Problem details
In your copy, leave out the pictures and repeat the entries below exactly.

Collection entries
============

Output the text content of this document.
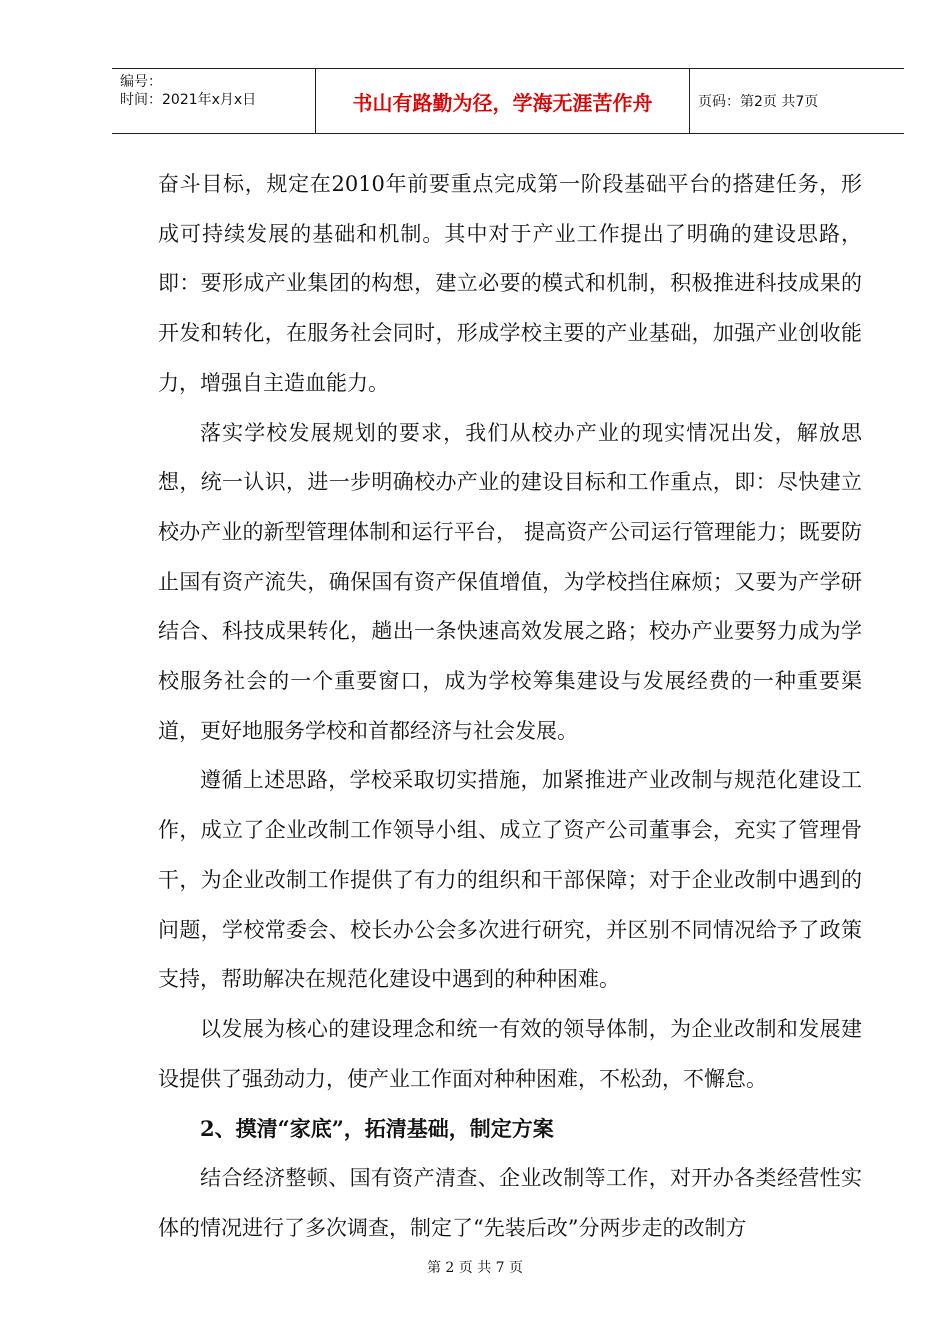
编号：
时间：2021年x月x日	书山有路勤为径，学海无涯苦作舟	页码：第2页 共7页

奋斗目标，规定在2010年前要重点完成第一阶段基础平台的搭建任务，形成可持续发展的基础和机制。其中对于产业工作提出了明确的建设思路，即：要形成产业集团的构想，建立必要的模式和机制，积极推进科技成果的开发和转化，在服务社会同时，形成学校主要的产业基础，加强产业创收能力，增强自主造血能力。

落实学校发展规划的要求，我们从校办产业的现实情况出发，解放思想，统一认识，进一步明确校办产业的建设目标和工作重点，即：尽快建立校办产业的新型管理体制和运行平台， 提高资产公司运行管理能力；既要防止国有资产流失，确保国有资产保值增值，为学校挡住麻烦；又要为产学研结合、科技成果转化，趟出一条快速高效发展之路；校办产业要努力成为学校服务社会的一个重要窗口，成为学校筹集建设与发展经费的一种重要渠道，更好地服务学校和首都经济与社会发展。

遵循上述思路，学校采取切实措施，加紧推进产业改制与规范化建设工作，成立了企业改制工作领导小组、成立了资产公司董事会，充实了管理骨干，为企业改制工作提供了有力的组织和干部保障；对于企业改制中遇到的问题，学校常委会、校长办公会多次进行研究，并区别不同情况给予了政策支持，帮助解决在规范化建设中遇到的种种困难。

以发展为核心的建设理念和统一有效的领导体制，为企业改制和发展建设提供了强劲动力，使产业工作面对种种困难，不松劲，不懈怠。

2、摸清“家底”，拓清基础，制定方案

结合经济整顿、国有资产清查、企业改制等工作，对开办各类经营性实体的情况进行了多次调查，制定了“先装后改”分两步走的改制方

第 2 页 共 7 页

============

Solution for this problem
Output the text content of this document.
编号：
时间：2021年x月x日	书山有路勤为径，学海无涯苦作舟	页码：第2页 共7页

奋斗目标，规定在2010年前要重点完成第一阶段基础平台的搭建任务，形成可持续发展的基础和机制。其中对于产业工作提出了明确的建设思路，即：要形成产业集团的构想，建立必要的模式和机制，积极推进科技成果的开发和转化，在服务社会同时，形成学校主要的产业基础，加强产业创收能力，增强自主造血能力。

落实学校发展规划的要求，我们从校办产业的现实情况出发，解放思想，统一认识，进一步明确校办产业的建设目标和工作重点，即：尽快建立校办产业的新型管理体制和运行平台， 提高资产公司运行管理能力；既要防止国有资产流失，确保国有资产保值增值，为学校挡住麻烦；又要为产学研结合、科技成果转化，趟出一条快速高效发展之路；校办产业要努力成为学校服务社会的一个重要窗口，成为学校筹集建设与发展经费的一种重要渠道，更好地服务学校和首都经济与社会发展。

遵循上述思路，学校采取切实措施，加紧推进产业改制与规范化建设工作，成立了企业改制工作领导小组、成立了资产公司董事会，充实了管理骨干，为企业改制工作提供了有力的组织和干部保障；对于企业改制中遇到的问题，学校常委会、校长办公会多次进行研究，并区别不同情况给予了政策支持，帮助解决在规范化建设中遇到的种种困难。

以发展为核心的建设理念和统一有效的领导体制，为企业改制和发展建设提供了强劲动力，使产业工作面对种种困难，不松劲，不懈怠。

2、摸清“家底”，拓清基础，制定方案

结合经济整顿、国有资产清查、企业改制等工作，对开办各类经营性实体的情况进行了多次调查，制定了“先装后改”分两步走的改制方

第 2 页 共 7 页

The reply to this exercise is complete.